►
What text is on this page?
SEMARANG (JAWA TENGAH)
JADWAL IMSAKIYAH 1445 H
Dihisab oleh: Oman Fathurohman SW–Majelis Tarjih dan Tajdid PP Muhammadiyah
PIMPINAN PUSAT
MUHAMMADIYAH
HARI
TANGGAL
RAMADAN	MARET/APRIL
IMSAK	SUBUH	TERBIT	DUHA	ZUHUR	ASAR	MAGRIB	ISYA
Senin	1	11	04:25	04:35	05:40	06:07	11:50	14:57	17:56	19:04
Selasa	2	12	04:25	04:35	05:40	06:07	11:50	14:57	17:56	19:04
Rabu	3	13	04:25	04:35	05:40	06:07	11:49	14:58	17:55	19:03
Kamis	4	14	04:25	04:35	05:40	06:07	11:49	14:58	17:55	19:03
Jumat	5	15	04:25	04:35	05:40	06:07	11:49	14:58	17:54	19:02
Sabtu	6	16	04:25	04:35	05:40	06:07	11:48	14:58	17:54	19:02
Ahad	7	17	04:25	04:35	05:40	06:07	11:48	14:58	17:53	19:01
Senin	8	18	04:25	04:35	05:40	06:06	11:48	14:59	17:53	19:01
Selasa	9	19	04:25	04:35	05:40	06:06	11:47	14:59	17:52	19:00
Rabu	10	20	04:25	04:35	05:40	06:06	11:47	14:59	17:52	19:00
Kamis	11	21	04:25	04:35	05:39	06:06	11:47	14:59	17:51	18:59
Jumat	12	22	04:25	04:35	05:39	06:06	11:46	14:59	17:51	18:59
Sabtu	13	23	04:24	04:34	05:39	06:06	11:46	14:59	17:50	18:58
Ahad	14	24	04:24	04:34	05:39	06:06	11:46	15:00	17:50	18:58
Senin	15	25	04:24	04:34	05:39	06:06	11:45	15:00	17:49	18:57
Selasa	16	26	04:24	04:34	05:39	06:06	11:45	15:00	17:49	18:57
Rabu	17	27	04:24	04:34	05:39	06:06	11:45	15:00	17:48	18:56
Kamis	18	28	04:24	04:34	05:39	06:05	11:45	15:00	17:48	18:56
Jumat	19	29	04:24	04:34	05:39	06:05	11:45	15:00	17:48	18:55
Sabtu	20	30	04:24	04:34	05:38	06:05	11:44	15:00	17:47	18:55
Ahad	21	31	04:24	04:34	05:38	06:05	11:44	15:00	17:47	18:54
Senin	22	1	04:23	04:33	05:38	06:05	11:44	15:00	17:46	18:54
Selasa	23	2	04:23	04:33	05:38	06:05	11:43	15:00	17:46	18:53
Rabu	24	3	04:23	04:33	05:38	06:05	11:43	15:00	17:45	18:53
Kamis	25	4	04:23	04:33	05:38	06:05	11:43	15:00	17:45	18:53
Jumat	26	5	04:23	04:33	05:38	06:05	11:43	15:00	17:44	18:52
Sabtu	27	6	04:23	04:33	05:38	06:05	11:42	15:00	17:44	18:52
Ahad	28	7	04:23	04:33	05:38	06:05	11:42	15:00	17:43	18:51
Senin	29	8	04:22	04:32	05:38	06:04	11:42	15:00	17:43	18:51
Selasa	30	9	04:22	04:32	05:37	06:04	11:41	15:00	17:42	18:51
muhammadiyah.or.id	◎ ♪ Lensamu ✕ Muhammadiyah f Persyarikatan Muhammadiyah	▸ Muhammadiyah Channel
◄
WHAT YOU HAVE TO DO ▸
Filter the entries above down to the lines containing the word "Senin".

RESPONSE TO THIS TASK ▸
Senin	1	11	04:25	04:35	05:40	06:07	11:50	14:57	17:56	19:04
Senin	8	18	04:25	04:35	05:40	06:06	11:48	14:59	17:53	19:01
Senin	15	25	04:24	04:34	05:39	06:06	11:45	15:00	17:49	18:57
Senin	22	1	04:23	04:33	05:38	06:05	11:44	15:00	17:46	18:54
Senin	29	8	04:22	04:32	05:38	06:04	11:42	15:00	17:43	18:51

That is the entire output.